(Records from a dataset)
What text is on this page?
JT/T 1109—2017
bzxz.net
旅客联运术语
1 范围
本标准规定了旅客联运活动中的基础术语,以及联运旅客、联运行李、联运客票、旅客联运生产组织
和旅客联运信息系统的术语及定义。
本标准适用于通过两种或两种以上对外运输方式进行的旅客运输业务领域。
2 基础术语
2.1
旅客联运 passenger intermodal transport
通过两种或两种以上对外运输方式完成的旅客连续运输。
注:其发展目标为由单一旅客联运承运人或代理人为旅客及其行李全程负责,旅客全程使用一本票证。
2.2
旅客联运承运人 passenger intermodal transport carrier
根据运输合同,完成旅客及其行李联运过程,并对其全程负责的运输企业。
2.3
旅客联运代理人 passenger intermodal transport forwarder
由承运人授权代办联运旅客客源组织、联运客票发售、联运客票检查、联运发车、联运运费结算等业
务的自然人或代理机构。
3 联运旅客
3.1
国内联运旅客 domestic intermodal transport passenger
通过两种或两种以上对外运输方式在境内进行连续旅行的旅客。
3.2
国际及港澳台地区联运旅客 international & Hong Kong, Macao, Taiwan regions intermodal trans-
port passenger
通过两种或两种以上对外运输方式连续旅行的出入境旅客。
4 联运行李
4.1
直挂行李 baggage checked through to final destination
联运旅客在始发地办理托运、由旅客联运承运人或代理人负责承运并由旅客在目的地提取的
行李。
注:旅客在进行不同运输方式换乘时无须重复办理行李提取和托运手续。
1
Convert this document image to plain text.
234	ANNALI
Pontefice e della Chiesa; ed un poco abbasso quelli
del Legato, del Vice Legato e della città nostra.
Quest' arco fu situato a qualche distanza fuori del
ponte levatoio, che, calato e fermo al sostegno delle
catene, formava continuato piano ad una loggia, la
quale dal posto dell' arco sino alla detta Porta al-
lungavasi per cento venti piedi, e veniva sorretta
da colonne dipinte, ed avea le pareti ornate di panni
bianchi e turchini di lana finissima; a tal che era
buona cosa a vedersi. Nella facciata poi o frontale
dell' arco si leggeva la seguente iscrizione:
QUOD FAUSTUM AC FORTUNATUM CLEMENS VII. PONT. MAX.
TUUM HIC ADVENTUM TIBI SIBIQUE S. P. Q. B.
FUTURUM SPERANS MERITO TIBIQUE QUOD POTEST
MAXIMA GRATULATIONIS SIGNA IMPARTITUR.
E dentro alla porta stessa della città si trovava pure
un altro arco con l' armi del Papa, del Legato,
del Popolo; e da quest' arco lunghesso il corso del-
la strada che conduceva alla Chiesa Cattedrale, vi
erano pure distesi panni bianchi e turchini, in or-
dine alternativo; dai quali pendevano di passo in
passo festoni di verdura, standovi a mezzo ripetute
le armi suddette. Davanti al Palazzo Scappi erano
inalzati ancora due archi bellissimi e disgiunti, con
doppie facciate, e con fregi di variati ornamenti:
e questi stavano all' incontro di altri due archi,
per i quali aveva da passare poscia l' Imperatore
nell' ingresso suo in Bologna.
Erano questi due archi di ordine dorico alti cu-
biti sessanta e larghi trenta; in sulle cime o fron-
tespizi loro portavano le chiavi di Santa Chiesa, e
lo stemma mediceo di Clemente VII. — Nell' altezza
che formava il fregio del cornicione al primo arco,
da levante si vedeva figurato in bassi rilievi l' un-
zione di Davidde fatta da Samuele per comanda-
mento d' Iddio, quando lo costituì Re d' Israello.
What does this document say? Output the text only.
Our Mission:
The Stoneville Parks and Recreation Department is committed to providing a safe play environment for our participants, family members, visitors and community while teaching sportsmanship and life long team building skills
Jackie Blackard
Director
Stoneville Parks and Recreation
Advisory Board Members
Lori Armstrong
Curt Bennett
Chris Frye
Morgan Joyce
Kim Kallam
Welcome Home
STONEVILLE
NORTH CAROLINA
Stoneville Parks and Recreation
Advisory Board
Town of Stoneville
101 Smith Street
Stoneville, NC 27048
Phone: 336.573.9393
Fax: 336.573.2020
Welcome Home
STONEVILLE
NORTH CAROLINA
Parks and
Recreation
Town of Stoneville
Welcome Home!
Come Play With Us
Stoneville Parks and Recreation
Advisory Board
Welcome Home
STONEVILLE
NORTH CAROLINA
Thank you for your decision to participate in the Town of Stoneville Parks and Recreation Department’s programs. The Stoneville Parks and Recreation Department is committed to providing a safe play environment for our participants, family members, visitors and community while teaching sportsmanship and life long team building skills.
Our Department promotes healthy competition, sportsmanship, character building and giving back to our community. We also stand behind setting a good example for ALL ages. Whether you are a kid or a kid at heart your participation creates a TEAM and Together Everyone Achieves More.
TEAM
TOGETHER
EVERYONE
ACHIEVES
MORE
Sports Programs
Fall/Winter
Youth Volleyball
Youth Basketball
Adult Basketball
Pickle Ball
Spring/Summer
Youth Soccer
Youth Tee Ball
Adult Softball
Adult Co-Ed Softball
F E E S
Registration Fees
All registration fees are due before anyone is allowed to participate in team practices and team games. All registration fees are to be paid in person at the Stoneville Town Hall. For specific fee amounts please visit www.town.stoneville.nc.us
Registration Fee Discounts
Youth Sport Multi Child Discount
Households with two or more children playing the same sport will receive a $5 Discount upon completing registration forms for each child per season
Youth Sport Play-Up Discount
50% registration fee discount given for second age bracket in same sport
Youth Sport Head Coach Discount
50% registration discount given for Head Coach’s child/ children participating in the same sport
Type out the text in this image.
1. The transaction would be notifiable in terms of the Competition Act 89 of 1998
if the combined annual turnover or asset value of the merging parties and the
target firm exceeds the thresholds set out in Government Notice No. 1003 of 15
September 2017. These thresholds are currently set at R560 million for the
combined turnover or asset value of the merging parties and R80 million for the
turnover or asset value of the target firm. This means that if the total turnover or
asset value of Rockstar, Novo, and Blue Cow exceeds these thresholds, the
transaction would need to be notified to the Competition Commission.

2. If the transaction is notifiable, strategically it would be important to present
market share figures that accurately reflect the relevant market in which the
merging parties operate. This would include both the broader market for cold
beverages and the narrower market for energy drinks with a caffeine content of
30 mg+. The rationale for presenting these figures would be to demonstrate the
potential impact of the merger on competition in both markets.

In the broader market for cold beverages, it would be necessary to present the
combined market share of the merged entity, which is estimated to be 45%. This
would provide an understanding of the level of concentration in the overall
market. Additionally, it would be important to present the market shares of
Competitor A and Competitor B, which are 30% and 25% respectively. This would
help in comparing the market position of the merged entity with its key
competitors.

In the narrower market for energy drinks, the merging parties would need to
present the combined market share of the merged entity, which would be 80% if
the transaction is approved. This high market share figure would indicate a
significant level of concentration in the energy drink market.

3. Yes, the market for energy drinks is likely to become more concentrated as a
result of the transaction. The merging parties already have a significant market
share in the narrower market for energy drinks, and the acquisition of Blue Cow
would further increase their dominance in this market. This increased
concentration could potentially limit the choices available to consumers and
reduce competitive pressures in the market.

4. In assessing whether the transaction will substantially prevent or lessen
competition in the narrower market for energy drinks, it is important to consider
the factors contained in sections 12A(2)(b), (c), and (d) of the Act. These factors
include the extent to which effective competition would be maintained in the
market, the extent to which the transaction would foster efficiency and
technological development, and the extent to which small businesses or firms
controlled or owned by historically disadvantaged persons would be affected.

_Stated problem_:
Copy each line of the listing in which the word "sportsmanship" can be found.

_The response_:
The Stoneville Parks and Recreation Department is committed to providing a safe play environment for our participants, family members, visitors and community while teaching sportsmanship and life long team building skills
Thank you for your decision to participate in the Town of Stoneville Parks and Recreation Department’s programs. The Stoneville Parks and Recreation Department is committed to providing a safe play environment for our participants, family members, visitors and community while teaching sportsmanship and life long team building skills.
Our Department promotes healthy competition, sportsmanship, character building and giving back to our community. We also stand behind setting a good example for ALL ages. Whether you are a kid or a kid at heart your participation creates a TEAM and Together Everyone Achieves More.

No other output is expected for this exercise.